▸ **Exercise goal**: Keep the pictures out of the copy and print all the entries below exactly.
* START *
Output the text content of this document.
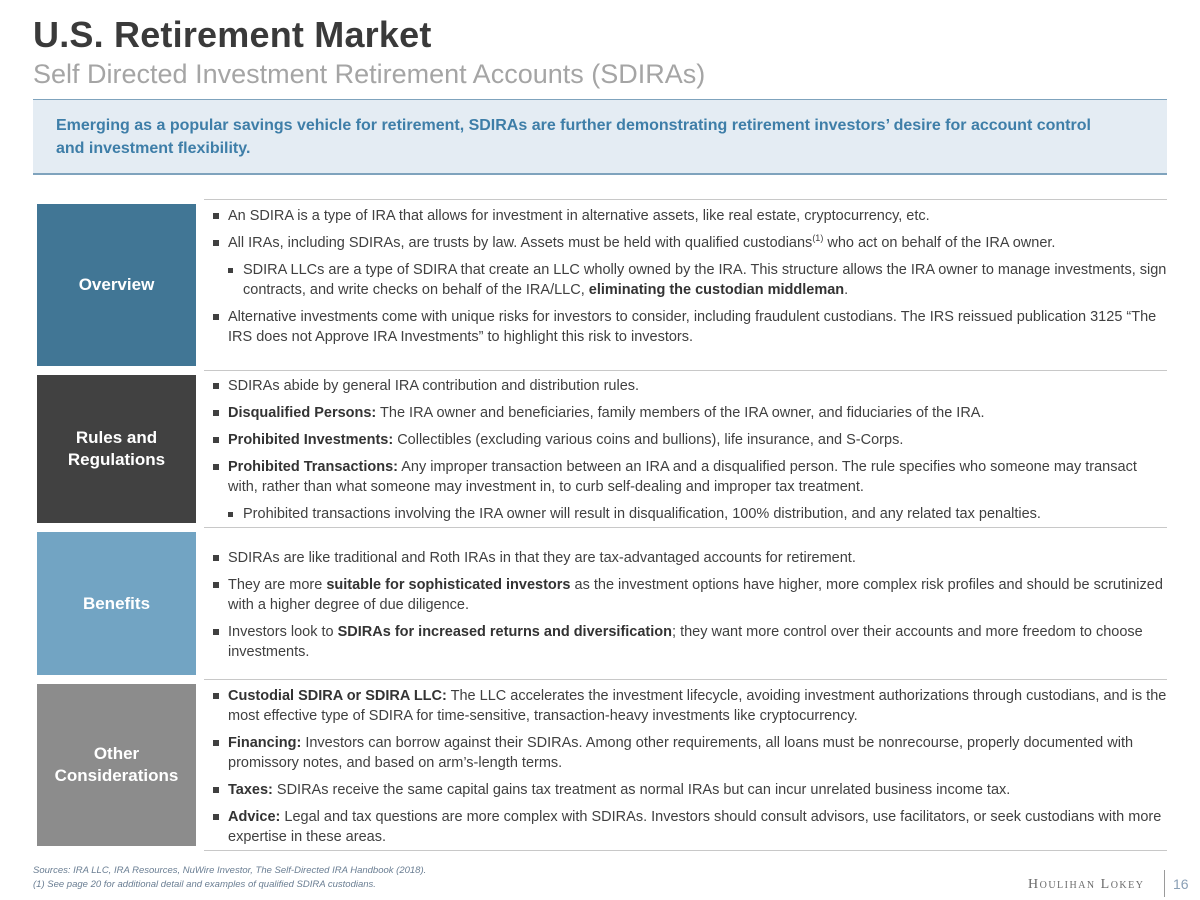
U.S. Retirement Market
Self Directed Investment Retirement Accounts (SDIRAs)
Emerging as a popular savings vehicle for retirement, SDIRAs are further demonstrating retirement investors’ desire for account control and investment flexibility.
Overview
An SDIRA is a type of IRA that allows for investment in alternative assets, like real estate, cryptocurrency, etc.
All IRAs, including SDIRAs, are trusts by law. Assets must be held with qualified custodians$^{(1)}$ who act on behalf of the IRA owner.
SDIRA LLCs are a type of SDIRA that create an LLC wholly owned by the IRA. This structure allows the IRA owner to manage investments, sign contracts, and write checks on behalf of the IRA/LLC, eliminating the custodian middleman.
Alternative investments come with unique risks for investors to consider, including fraudulent custodians. The IRS reissued publication 3125 “The IRS does not Approve IRA Investments” to highlight this risk to investors.
Rules and Regulations
SDIRAs abide by general IRA contribution and distribution rules.
Disqualified Persons: The IRA owner and beneficiaries, family members of the IRA owner, and fiduciaries of the IRA.
Prohibited Investments: Collectibles (excluding various coins and bullions), life insurance, and S-Corps.
Prohibited Transactions: Any improper transaction between an IRA and a disqualified person. The rule specifies who someone may transact with, rather than what someone may investment in, to curb self-dealing and improper tax treatment.
Prohibited transactions involving the IRA owner will result in disqualification, 100% distribution, and any related tax penalties.
Benefits
SDIRAs are like traditional and Roth IRAs in that they are tax-advantaged accounts for retirement.
They are more suitable for sophisticated investors as the investment options have higher, more complex risk profiles and should be scrutinized with a higher degree of due diligence.
Investors look to SDIRAs for increased returns and diversification; they want more control over their accounts and more freedom to choose investments.
Other Considerations
Custodial SDIRA or SDIRA LLC: The LLC accelerates the investment lifecycle, avoiding investment authorizations through custodians, and is the most effective type of SDIRA for time-sensitive, transaction-heavy investments like cryptocurrency.
Financing: Investors can borrow against their SDIRAs. Among other requirements, all loans must be nonrecourse, properly documented with promissory notes, and based on arm’s-length terms.
Taxes: SDIRAs receive the same capital gains tax treatment as normal IRAs but can incur unrelated business income tax.
Advice: Legal and tax questions are more complex with SDIRAs. Investors should consult advisors, use facilitators, or seek custodians with more expertise in these areas.
Sources: IRA LLC, IRA Resources, NuWire Investor, The Self-Directed IRA Handbook (2018).
(1) See page 20 for additional detail and examples of qualified SDIRA custodians.	Houlihan Lokey 16
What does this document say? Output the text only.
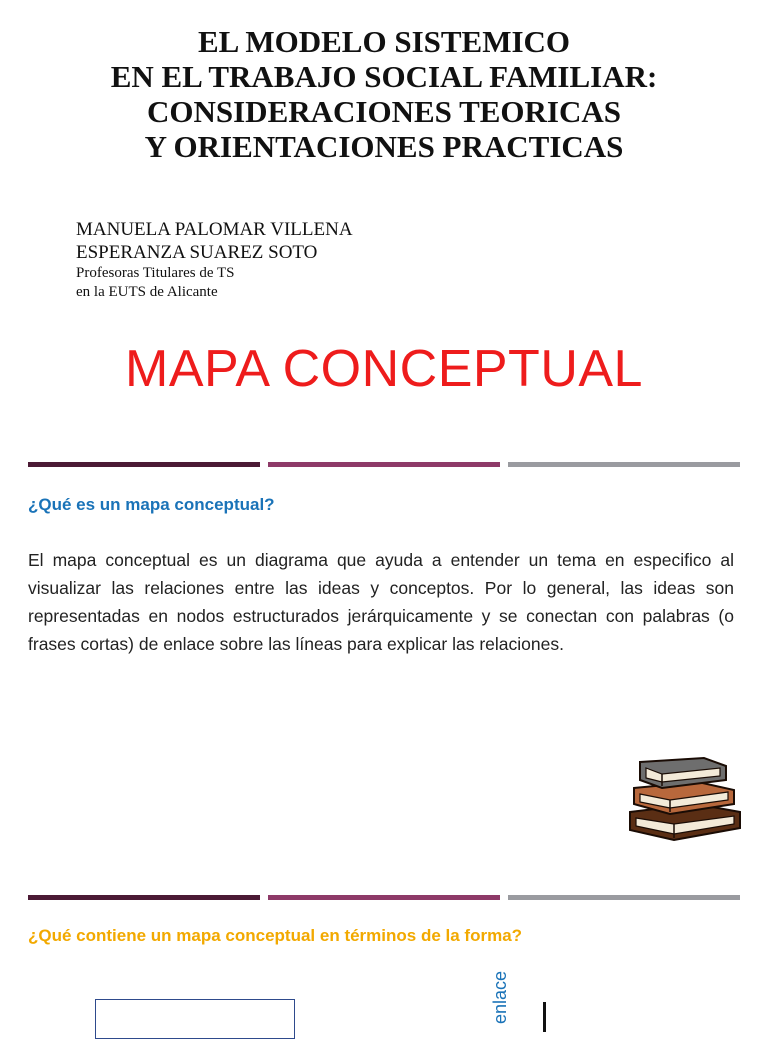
EL MODELO SISTEMICO
EN EL TRABAJO SOCIAL FAMILIAR:
CONSIDERACIONES TEORICAS
Y ORIENTACIONES PRACTICAS
MANUELA PALOMAR VILLENA
ESPERANZA SUAREZ SOTO
Profesoras Titulares de TS
en la EUTS de Alicante
MAPA CONCEPTUAL
¿Qué es un mapa conceptual?

El mapa conceptual es un diagrama que ayuda a entender un tema en especifico al visualizar las relaciones entre las ideas y conceptos. Por lo general, las ideas son representadas en nodos estructurados jerárquicamente y se conectan con palabras (o frases cortas) de enlace sobre las líneas para explicar las relaciones.

¿Qué contiene un mapa conceptual en términos de la forma?
enlace
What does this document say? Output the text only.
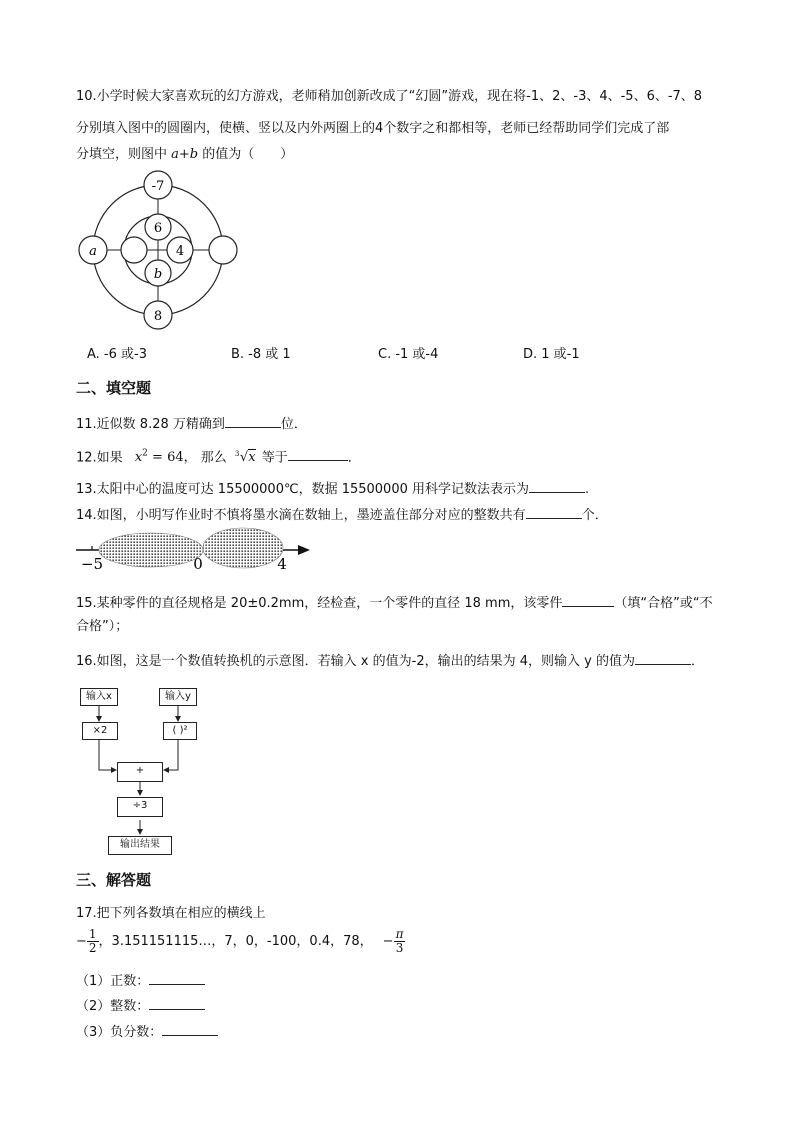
10.小学时候大家喜欢玩的幻方游戏，老师稍加创新改成了“幻圆”游戏，现在将-1、2、-3、4、-5、6、-7、8
分别填入图中的圆圈内，使横、竖以及内外两圈上的4个数字之和都相等，老师已经帮助同学们完成了部
分填空，则图中 a+b 的值为（　　）
-7
6
4
b
a
8
A. -6 或-3	B. -8 或 1	C. -1 或-4	D. 1 或-1
二、填空题
11.近似数 8.28 万精确到	位．
12.如果 $x^2 = 64$， 那么 3 √x 等于	．
13.太阳中心的温度可达 15500000℃，数据 15500000 用科学记数法表示为	.
14.如图，小明写作业时不慎将墨水滴在数轴上，墨迹盖住部分对应的整数共有	个．
−5	0	4
15.某种零件的直径规格是 20±0.2mm，经检查，一个零件的直径 18 mm，该零件	（填“合格”或“不
合格”）；
16.如图，这是一个数值转换机的示意图．若输入 x 的值为-2，输出的结果为 4，则输入 y 的值为	．
输入x	输入y
×2	( )²
+
÷3
输出结果
三、解答题
17.把下列各数填在相应的横线上
− $\frac{1}{2}$ ，3.151151115…，7，0，-100，0.4，78， − $\frac{\pi}{3}$
（1）正数：
（2）整数：
（3）负分数：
* END *
▸ **Completed exercise**:
Output the text content of this document.
U.S. Retirement Market
Self Directed Investment Retirement Accounts (SDIRAs)
Emerging as a popular savings vehicle for retirement, SDIRAs are further demonstrating retirement investors’ desire for account control and investment flexibility.
Overview
An SDIRA is a type of IRA that allows for investment in alternative assets, like real estate, cryptocurrency, etc.
All IRAs, including SDIRAs, are trusts by law. Assets must be held with qualified custodians$^{(1)}$ who act on behalf of the IRA owner.
SDIRA LLCs are a type of SDIRA that create an LLC wholly owned by the IRA. This structure allows the IRA owner to manage investments, sign contracts, and write checks on behalf of the IRA/LLC, eliminating the custodian middleman.
Alternative investments come with unique risks for investors to consider, including fraudulent custodians. The IRS reissued publication 3125 “The IRS does not Approve IRA Investments” to highlight this risk to investors.
Rules and Regulations
SDIRAs abide by general IRA contribution and distribution rules.
Disqualified Persons: The IRA owner and beneficiaries, family members of the IRA owner, and fiduciaries of the IRA.
Prohibited Investments: Collectibles (excluding various coins and bullions), life insurance, and S-Corps.
Prohibited Transactions: Any improper transaction between an IRA and a disqualified person. The rule specifies who someone may transact with, rather than what someone may investment in, to curb self-dealing and improper tax treatment.
Prohibited transactions involving the IRA owner will result in disqualification, 100% distribution, and any related tax penalties.
Benefits
SDIRAs are like traditional and Roth IRAs in that they are tax-advantaged accounts for retirement.
They are more suitable for sophisticated investors as the investment options have higher, more complex risk profiles and should be scrutinized with a higher degree of due diligence.
Investors look to SDIRAs for increased returns and diversification; they want more control over their accounts and more freedom to choose investments.
Other Considerations
Custodial SDIRA or SDIRA LLC: The LLC accelerates the investment lifecycle, avoiding investment authorizations through custodians, and is the most effective type of SDIRA for time-sensitive, transaction-heavy investments like cryptocurrency.
Financing: Investors can borrow against their SDIRAs. Among other requirements, all loans must be nonrecourse, properly documented with promissory notes, and based on arm’s-length terms.
Taxes: SDIRAs receive the same capital gains tax treatment as normal IRAs but can incur unrelated business income tax.
Advice: Legal and tax questions are more complex with SDIRAs. Investors should consult advisors, use facilitators, or seek custodians with more expertise in these areas.
Sources: IRA LLC, IRA Resources, NuWire Investor, The Self-Directed IRA Handbook (2018).
(1) See page 20 for additional detail and examples of qualified SDIRA custodians.	Houlihan Lokey 16
What does this document say? Output the text only.
EL MODELO SISTEMICO
EN EL TRABAJO SOCIAL FAMILIAR:
CONSIDERACIONES TEORICAS
Y ORIENTACIONES PRACTICAS
MANUELA PALOMAR VILLENA
ESPERANZA SUAREZ SOTO
Profesoras Titulares de TS
en la EUTS de Alicante
MAPA CONCEPTUAL
¿Qué es un mapa conceptual?

El mapa conceptual es un diagrama que ayuda a entender un tema en especifico al visualizar las relaciones entre las ideas y conceptos. Por lo general, las ideas son representadas en nodos estructurados jerárquicamente y se conectan con palabras (o frases cortas) de enlace sobre las líneas para explicar las relaciones.

¿Qué contiene un mapa conceptual en términos de la forma?
enlace
What does this document say? Output the text only.
10.小学时候大家喜欢玩的幻方游戏，老师稍加创新改成了“幻圆”游戏，现在将-1、2、-3、4、-5、6、-7、8
分别填入图中的圆圈内，使横、竖以及内外两圈上的4个数字之和都相等，老师已经帮助同学们完成了部
分填空，则图中 a+b 的值为（　　）
-7
6
4
b
a
8
A. -6 或-3	B. -8 或 1	C. -1 或-4	D. 1 或-1
二、填空题
11.近似数 8.28 万精确到	位．
12.如果 $x^2 = 64$， 那么 3 √x 等于	．
13.太阳中心的温度可达 15500000℃，数据 15500000 用科学记数法表示为	.
14.如图，小明写作业时不慎将墨水滴在数轴上，墨迹盖住部分对应的整数共有	个．
−5	0	4
15.某种零件的直径规格是 20±0.2mm，经检查，一个零件的直径 18 mm，该零件	（填“合格”或“不
合格”）；
16.如图，这是一个数值转换机的示意图．若输入 x 的值为-2，输出的结果为 4，则输入 y 的值为	．
输入x	输入y
×2	( )²
+
÷3
输出结果
三、解答题
17.把下列各数填在相应的横线上
− $\frac{1}{2}$ ，3.151151115…，7，0，-100，0.4，78， − $\frac{\pi}{3}$
（1）正数：
（2）整数：
（3）负分数：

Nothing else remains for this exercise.